> Given request
What follows is a listing. Return every line of it exactly.

● ● ● ●

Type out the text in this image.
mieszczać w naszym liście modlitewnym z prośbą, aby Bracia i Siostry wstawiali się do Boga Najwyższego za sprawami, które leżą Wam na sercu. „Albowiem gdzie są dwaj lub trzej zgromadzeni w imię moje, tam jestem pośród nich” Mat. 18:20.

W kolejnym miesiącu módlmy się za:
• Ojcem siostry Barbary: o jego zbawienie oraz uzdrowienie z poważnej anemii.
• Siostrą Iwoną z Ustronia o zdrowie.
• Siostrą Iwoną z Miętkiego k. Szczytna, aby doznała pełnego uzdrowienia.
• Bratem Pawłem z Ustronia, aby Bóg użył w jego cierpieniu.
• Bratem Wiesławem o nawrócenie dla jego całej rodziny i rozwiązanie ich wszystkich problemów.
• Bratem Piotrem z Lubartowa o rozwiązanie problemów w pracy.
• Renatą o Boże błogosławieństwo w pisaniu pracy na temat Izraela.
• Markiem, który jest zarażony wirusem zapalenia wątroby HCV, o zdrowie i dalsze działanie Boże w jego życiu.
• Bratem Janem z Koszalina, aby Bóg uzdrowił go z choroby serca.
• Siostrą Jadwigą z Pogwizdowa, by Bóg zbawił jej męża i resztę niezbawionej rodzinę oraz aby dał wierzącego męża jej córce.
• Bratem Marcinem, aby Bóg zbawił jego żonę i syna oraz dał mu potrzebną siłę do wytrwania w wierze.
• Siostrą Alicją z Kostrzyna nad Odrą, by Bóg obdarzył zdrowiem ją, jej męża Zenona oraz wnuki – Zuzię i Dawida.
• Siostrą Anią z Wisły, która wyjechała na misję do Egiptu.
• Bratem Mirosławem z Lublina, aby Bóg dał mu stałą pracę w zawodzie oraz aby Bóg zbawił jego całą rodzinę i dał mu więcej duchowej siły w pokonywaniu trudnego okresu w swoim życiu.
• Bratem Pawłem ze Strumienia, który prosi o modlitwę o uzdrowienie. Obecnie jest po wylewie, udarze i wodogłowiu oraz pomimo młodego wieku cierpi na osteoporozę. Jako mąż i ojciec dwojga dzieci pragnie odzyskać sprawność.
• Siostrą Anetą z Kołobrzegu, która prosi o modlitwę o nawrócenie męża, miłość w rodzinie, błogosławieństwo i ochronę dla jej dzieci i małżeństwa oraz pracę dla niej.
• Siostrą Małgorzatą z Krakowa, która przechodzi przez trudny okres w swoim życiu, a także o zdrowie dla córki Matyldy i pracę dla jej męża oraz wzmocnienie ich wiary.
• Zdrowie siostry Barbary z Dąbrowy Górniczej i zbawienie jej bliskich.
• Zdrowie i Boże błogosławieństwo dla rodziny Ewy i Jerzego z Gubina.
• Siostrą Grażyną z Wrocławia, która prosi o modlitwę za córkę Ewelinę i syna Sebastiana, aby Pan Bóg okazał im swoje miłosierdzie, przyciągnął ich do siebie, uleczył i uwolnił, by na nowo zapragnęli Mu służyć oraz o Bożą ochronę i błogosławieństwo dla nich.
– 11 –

● ● ● ●

> Final result
Type out the text in this image.
mieszczać w naszym liście modlitewnym z prośbą, aby Bracia i Siostry wstawiali się do Boga Najwyższego za sprawami, które leżą Wam na sercu. „Albowiem gdzie są dwaj lub trzej zgromadzeni w imię moje, tam jestem pośród nich” Mat. 18:20.

W kolejnym miesiącu módlmy się za:
• Ojcem siostry Barbary: o jego zbawienie oraz uzdrowienie z poważnej anemii.
• Siostrą Iwoną z Ustronia o zdrowie.
• Siostrą Iwoną z Miętkiego k. Szczytna, aby doznała pełnego uzdrowienia.
• Bratem Pawłem z Ustronia, aby Bóg użył w jego cierpieniu.
• Bratem Wiesławem o nawrócenie dla jego całej rodziny i rozwiązanie ich wszystkich problemów.
• Bratem Piotrem z Lubartowa o rozwiązanie problemów w pracy.
• Renatą o Boże błogosławieństwo w pisaniu pracy na temat Izraela.
• Markiem, który jest zarażony wirusem zapalenia wątroby HCV, o zdrowie i dalsze działanie Boże w jego życiu.
• Bratem Janem z Koszalina, aby Bóg uzdrowił go z choroby serca.
• Siostrą Jadwigą z Pogwizdowa, by Bóg zbawił jej męża i resztę niezbawionej rodzinę oraz aby dał wierzącego męża jej córce.
• Bratem Marcinem, aby Bóg zbawił jego żonę i syna oraz dał mu potrzebną siłę do wytrwania w wierze.
• Siostrą Alicją z Kostrzyna nad Odrą, by Bóg obdarzył zdrowiem ją, jej męża Zenona oraz wnuki – Zuzię i Dawida.
• Siostrą Anią z Wisły, która wyjechała na misję do Egiptu.
• Bratem Mirosławem z Lublina, aby Bóg dał mu stałą pracę w zawodzie oraz aby Bóg zbawił jego całą rodzinę i dał mu więcej duchowej siły w pokonywaniu trudnego okresu w swoim życiu.
• Bratem Pawłem ze Strumienia, który prosi o modlitwę o uzdrowienie. Obecnie jest po wylewie, udarze i wodogłowiu oraz pomimo młodego wieku cierpi na osteoporozę. Jako mąż i ojciec dwojga dzieci pragnie odzyskać sprawność.
• Siostrą Anetą z Kołobrzegu, która prosi o modlitwę o nawrócenie męża, miłość w rodzinie, błogosławieństwo i ochronę dla jej dzieci i małżeństwa oraz pracę dla niej.
• Siostrą Małgorzatą z Krakowa, która przechodzi przez trudny okres w swoim życiu, a także o zdrowie dla córki Matyldy i pracę dla jej męża oraz wzmocnienie ich wiary.
• Zdrowie siostry Barbary z Dąbrowy Górniczej i zbawienie jej bliskich.
• Zdrowie i Boże błogosławieństwo dla rodziny Ewy i Jerzego z Gubina.
• Siostrą Grażyną z Wrocławia, która prosi o modlitwę za córkę Ewelinę i syna Sebastiana, aby Pan Bóg okazał im swoje miłosierdzie, przyciągnął ich do siebie, uleczył i uwolnił, by na nowo zapragnęli Mu służyć oraz o Bożą ochronę i błogosławieństwo dla nich.
– 11 –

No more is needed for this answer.